Instructions to follow:
Where does the string "value" appear in the records? Copy every line that contains it.
*** Opening of Data section ***
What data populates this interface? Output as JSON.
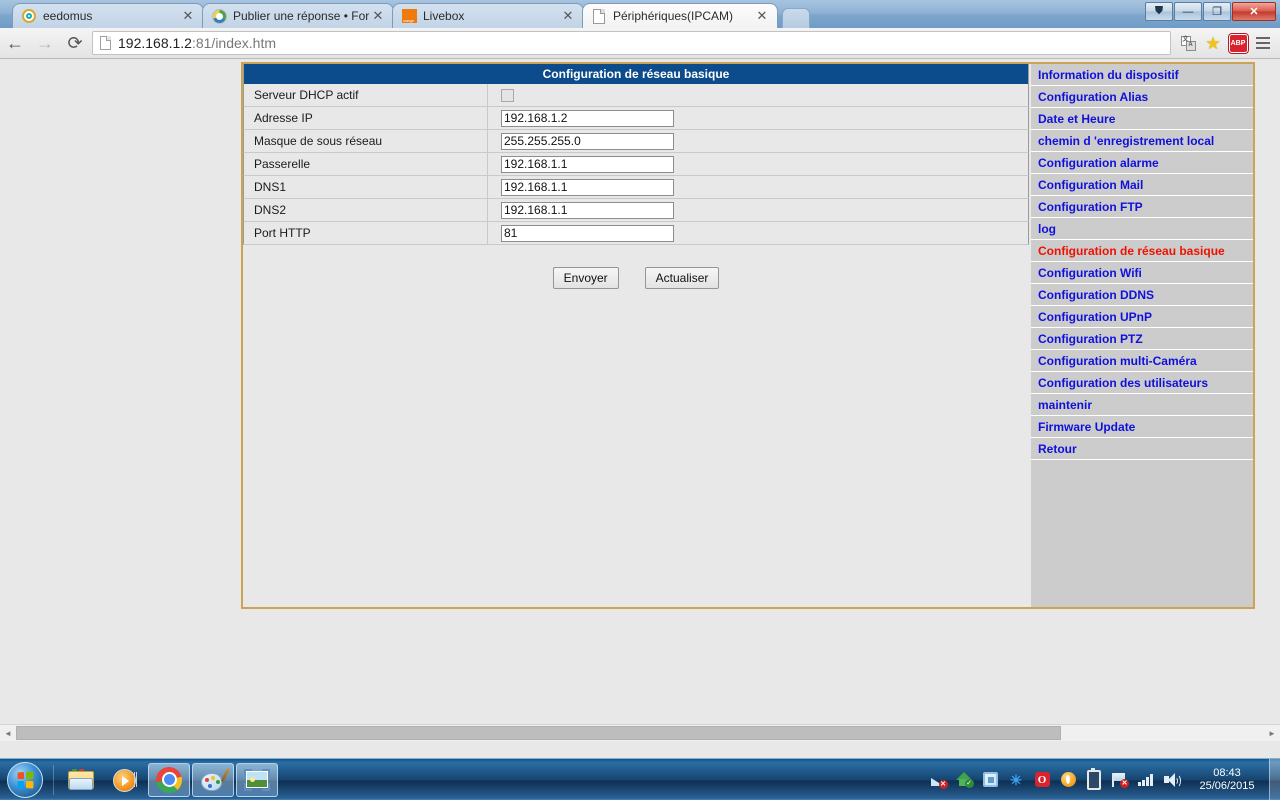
{
  "browser": {
    "tabs": [
      {
        "title": "eedomus",
        "icon": "eedomus-ring-icon",
        "active": false
      },
      {
        "title": "Publier une réponse • For",
        "icon": "forum-q-icon",
        "active": false
      },
      {
        "title": "Livebox",
        "icon": "orange-square-icon",
        "active": false
      },
      {
        "title": "Périphériques(IPCAM)",
        "icon": "page-icon",
        "active": true
      }
    ],
    "close_glyph": "✕",
    "window_controls": {
      "user": "⛊",
      "minimize": "—",
      "maximize": "❐",
      "close": "✕"
    },
    "nav": {
      "back": "←",
      "forward": "→",
      "reload": "⟳"
    },
    "address": {
      "host": "192.168.1.2",
      "rest": ":81/index.htm",
      "full": "192.168.1.2:81/index.htm"
    },
    "toolbar_icons": [
      {
        "name": "translate-icon",
        "label": "A"
      },
      {
        "name": "bookmark-star-icon",
        "label": "★"
      },
      {
        "name": "adblock-plus-icon",
        "label": "ABP"
      },
      {
        "name": "chrome-menu-icon",
        "label": "☰"
      }
    ]
  },
  "page": {
    "table": {
      "title": "Configuration de réseau basique",
      "rows": [
        {
          "label": "Serveur DHCP actif",
          "type": "checkbox",
          "value": "",
          "checked": false
        },
        {
          "label": "Adresse IP",
          "type": "text",
          "value": "192.168.1.2"
        },
        {
          "label": "Masque de sous réseau",
          "type": "text",
          "value": "255.255.255.0"
        },
        {
          "label": "Passerelle",
          "type": "text",
          "value": "192.168.1.1"
        },
        {
          "label": "DNS1",
          "type": "text",
          "value": "192.168.1.1"
        },
        {
          "label": "DNS2",
          "type": "text",
          "value": "192.168.1.1"
        },
        {
          "label": "Port HTTP",
          "type": "text",
          "value": "81"
        }
      ]
    },
    "buttons": {
      "submit": "Envoyer",
      "refresh": "Actualiser"
    },
    "sidebar": {
      "items": [
        {
          "label": "Information du dispositif",
          "active": false
        },
        {
          "label": "Configuration Alias",
          "active": false
        },
        {
          "label": "Date et Heure",
          "active": false
        },
        {
          "label": "chemin d  'enregistrement local",
          "active": false
        },
        {
          "label": "Configuration alarme",
          "active": false
        },
        {
          "label": "Configuration Mail",
          "active": false
        },
        {
          "label": "Configuration FTP",
          "active": false
        },
        {
          "label": "log",
          "active": false
        },
        {
          "label": "Configuration de réseau basique",
          "active": true
        },
        {
          "label": "Configuration Wifi",
          "active": false
        },
        {
          "label": "Configuration DDNS",
          "active": false
        },
        {
          "label": "Configuration UPnP",
          "active": false
        },
        {
          "label": "Configuration PTZ",
          "active": false
        },
        {
          "label": "Configuration multi-Caméra",
          "active": false
        },
        {
          "label": "Configuration des utilisateurs",
          "active": false
        },
        {
          "label": "maintenir",
          "active": false
        },
        {
          "label": "Firmware Update",
          "active": false
        },
        {
          "label": "Retour",
          "active": false
        }
      ]
    },
    "colors": {
      "title_bar": "#0d4c8c",
      "frame_border": "#cca352",
      "sidebar_bg": "#cccccc",
      "link": "#1010dd",
      "link_active": "#ee1100"
    },
    "scroll": {
      "left_arrow": "◄",
      "right_arrow": "►"
    }
  },
  "taskbar": {
    "start": "start-orb",
    "pinned": [
      {
        "name": "windows-explorer",
        "running": false
      },
      {
        "name": "windows-media-player",
        "running": false
      },
      {
        "name": "google-chrome",
        "running": true
      },
      {
        "name": "paint",
        "running": true
      },
      {
        "name": "photo-viewer",
        "running": true
      }
    ],
    "tray": [
      {
        "name": "network-disconnected-icon"
      },
      {
        "name": "security-home-icon"
      },
      {
        "name": "display-icon"
      },
      {
        "name": "bluetooth-icon",
        "glyph": "✳"
      },
      {
        "name": "opera-icon",
        "glyph": "O"
      },
      {
        "name": "antivirus-icon"
      },
      {
        "name": "battery-icon"
      },
      {
        "name": "network-flag-error-icon"
      },
      {
        "name": "signal-strength-icon"
      },
      {
        "name": "volume-icon"
      }
    ],
    "clock": {
      "time": "08:43",
      "date": "25/06/2015"
    }
  }
}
*** Close of Data section ***
Your response:
          "value": "",
          "value": "192.168.1.2"
          "value": "255.255.255.0"
          "value": "192.168.1.1"
          "value": "192.168.1.1"
          "value": "192.168.1.1"
          "value": "81"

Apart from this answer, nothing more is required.